## A block of data
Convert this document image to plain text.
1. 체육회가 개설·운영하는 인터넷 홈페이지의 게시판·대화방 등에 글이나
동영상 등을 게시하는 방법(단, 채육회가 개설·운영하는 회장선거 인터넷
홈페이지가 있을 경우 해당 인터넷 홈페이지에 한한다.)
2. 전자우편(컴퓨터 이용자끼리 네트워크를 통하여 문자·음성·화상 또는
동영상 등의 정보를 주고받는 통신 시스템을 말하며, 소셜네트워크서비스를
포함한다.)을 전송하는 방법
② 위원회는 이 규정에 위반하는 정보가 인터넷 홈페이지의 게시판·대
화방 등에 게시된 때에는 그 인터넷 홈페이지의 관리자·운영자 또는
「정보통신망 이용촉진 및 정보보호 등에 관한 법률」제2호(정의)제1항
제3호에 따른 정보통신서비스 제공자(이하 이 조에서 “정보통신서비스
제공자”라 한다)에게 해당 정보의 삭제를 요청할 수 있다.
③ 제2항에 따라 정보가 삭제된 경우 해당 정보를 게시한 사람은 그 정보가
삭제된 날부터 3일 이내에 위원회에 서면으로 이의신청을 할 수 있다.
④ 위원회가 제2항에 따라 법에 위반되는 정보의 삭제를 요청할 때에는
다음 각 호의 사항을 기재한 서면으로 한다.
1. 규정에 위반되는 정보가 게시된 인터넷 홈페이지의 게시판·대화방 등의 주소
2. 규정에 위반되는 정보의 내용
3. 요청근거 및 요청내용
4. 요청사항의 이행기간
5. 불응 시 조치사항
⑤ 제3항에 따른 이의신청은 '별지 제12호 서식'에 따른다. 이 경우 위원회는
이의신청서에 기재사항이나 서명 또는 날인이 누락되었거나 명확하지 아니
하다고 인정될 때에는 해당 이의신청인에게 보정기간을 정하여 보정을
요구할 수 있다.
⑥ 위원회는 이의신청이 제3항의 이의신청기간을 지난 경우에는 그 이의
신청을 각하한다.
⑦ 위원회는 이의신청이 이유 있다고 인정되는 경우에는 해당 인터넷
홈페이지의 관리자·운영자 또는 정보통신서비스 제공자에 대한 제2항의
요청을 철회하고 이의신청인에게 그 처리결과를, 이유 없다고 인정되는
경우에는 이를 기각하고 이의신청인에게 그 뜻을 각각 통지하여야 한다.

## WHAT IS NEEDED
Output all preceding records character for character.

## SOLUTION FOR THIS TASK
Convert this document image to plain text.
1. 체육회가 개설·운영하는 인터넷 홈페이지의 게시판·대화방 등에 글이나
동영상 등을 게시하는 방법(단, 채육회가 개설·운영하는 회장선거 인터넷
홈페이지가 있을 경우 해당 인터넷 홈페이지에 한한다.)
2. 전자우편(컴퓨터 이용자끼리 네트워크를 통하여 문자·음성·화상 또는
동영상 등의 정보를 주고받는 통신 시스템을 말하며, 소셜네트워크서비스를
포함한다.)을 전송하는 방법
② 위원회는 이 규정에 위반하는 정보가 인터넷 홈페이지의 게시판·대
화방 등에 게시된 때에는 그 인터넷 홈페이지의 관리자·운영자 또는
「정보통신망 이용촉진 및 정보보호 등에 관한 법률」제2호(정의)제1항
제3호에 따른 정보통신서비스 제공자(이하 이 조에서 “정보통신서비스
제공자”라 한다)에게 해당 정보의 삭제를 요청할 수 있다.
③ 제2항에 따라 정보가 삭제된 경우 해당 정보를 게시한 사람은 그 정보가
삭제된 날부터 3일 이내에 위원회에 서면으로 이의신청을 할 수 있다.
④ 위원회가 제2항에 따라 법에 위반되는 정보의 삭제를 요청할 때에는
다음 각 호의 사항을 기재한 서면으로 한다.
1. 규정에 위반되는 정보가 게시된 인터넷 홈페이지의 게시판·대화방 등의 주소
2. 규정에 위반되는 정보의 내용
3. 요청근거 및 요청내용
4. 요청사항의 이행기간
5. 불응 시 조치사항
⑤ 제3항에 따른 이의신청은 '별지 제12호 서식'에 따른다. 이 경우 위원회는
이의신청서에 기재사항이나 서명 또는 날인이 누락되었거나 명확하지 아니
하다고 인정될 때에는 해당 이의신청인에게 보정기간을 정하여 보정을
요구할 수 있다.
⑥ 위원회는 이의신청이 제3항의 이의신청기간을 지난 경우에는 그 이의
신청을 각하한다.
⑦ 위원회는 이의신청이 이유 있다고 인정되는 경우에는 해당 인터넷
홈페이지의 관리자·운영자 또는 정보통신서비스 제공자에 대한 제2항의
요청을 철회하고 이의신청인에게 그 처리결과를, 이유 없다고 인정되는
경우에는 이를 기각하고 이의신청인에게 그 뜻을 각각 통지하여야 한다.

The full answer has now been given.